Written problem
Pull out every line from the listing that has the word "volume".

Source material
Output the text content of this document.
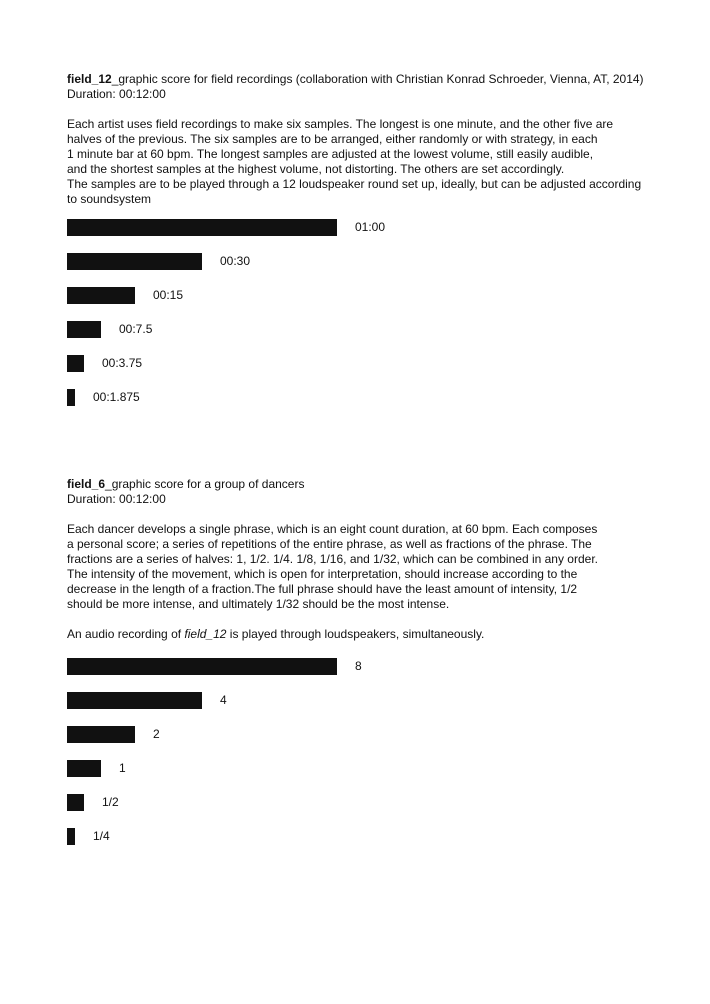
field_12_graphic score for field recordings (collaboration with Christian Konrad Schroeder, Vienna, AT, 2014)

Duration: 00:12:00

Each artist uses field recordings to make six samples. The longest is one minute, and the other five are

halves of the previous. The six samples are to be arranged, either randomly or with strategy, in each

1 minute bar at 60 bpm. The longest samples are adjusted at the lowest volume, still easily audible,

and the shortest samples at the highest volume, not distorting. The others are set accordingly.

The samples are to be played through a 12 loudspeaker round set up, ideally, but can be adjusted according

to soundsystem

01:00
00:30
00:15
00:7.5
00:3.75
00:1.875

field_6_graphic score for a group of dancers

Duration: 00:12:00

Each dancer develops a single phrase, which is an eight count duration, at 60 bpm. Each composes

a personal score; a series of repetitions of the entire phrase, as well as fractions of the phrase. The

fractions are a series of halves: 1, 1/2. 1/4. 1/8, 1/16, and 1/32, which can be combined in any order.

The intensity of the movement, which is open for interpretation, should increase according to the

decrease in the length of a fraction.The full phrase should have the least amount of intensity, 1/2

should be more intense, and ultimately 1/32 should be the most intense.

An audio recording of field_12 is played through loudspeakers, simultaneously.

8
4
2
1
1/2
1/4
==
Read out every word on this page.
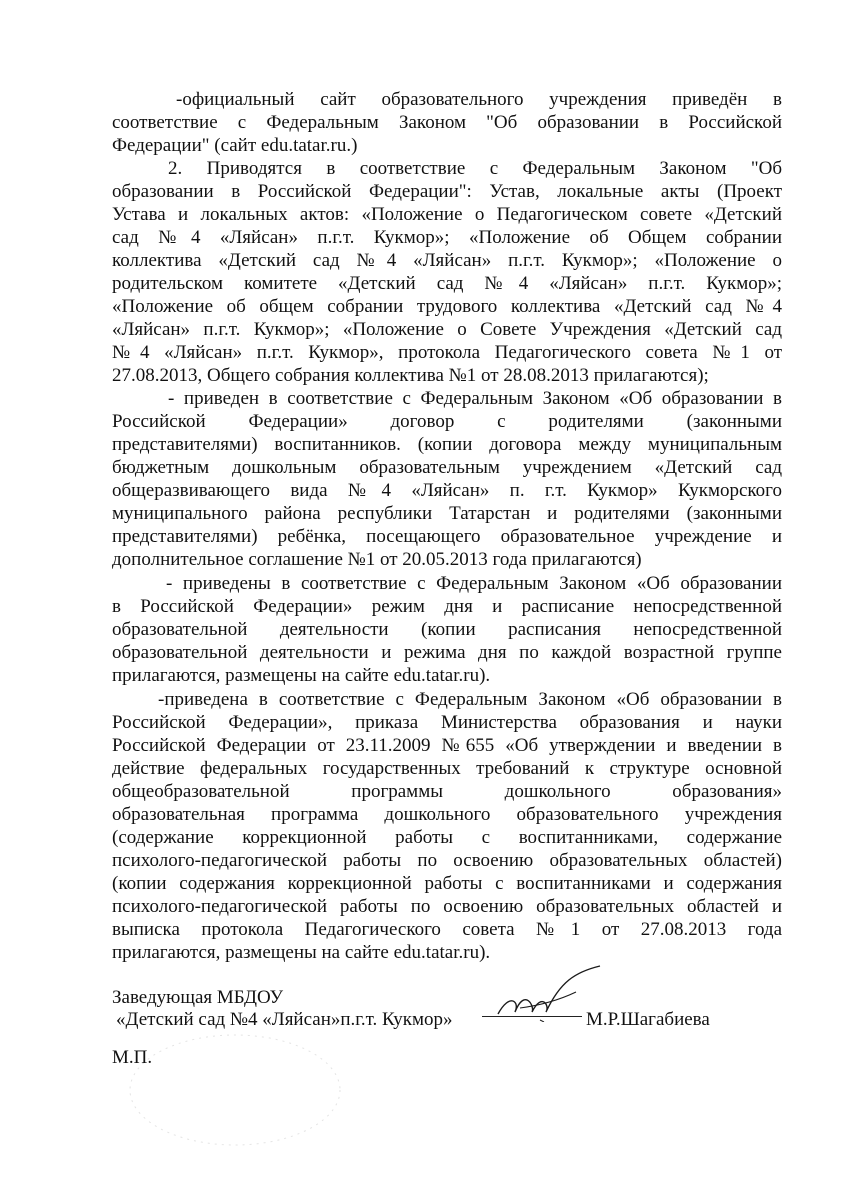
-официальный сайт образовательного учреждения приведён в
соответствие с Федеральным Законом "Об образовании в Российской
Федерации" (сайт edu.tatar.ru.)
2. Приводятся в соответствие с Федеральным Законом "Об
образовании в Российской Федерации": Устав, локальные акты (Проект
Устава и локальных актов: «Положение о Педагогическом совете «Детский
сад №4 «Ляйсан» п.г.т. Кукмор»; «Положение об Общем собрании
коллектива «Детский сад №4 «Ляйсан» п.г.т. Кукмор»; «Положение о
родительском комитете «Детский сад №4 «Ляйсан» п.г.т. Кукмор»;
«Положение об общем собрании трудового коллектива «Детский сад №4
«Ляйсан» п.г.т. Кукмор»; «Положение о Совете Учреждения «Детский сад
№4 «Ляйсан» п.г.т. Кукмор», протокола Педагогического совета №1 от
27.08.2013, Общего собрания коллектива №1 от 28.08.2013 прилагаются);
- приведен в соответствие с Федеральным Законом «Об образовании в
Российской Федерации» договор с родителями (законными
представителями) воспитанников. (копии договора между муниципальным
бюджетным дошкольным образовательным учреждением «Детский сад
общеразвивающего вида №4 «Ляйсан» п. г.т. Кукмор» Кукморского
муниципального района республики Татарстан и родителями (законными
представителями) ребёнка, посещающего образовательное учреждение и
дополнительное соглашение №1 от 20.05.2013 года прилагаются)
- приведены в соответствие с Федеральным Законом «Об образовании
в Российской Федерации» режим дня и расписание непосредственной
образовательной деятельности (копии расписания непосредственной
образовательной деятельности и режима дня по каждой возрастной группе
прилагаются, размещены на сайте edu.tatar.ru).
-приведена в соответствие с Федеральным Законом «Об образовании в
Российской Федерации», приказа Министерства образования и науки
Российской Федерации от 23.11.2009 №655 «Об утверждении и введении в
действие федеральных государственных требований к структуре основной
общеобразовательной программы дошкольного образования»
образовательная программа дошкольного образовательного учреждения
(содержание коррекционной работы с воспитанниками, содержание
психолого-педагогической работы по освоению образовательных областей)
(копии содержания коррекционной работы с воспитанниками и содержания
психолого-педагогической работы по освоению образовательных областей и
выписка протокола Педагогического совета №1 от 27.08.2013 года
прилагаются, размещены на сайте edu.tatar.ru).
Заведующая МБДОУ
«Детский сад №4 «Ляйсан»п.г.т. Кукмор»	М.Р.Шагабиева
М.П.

Result below
1 minute bar at 60 bpm. The longest samples are adjusted at the lowest volume, still easily audible,
and the shortest samples at the highest volume, not distorting. The others are set accordingly.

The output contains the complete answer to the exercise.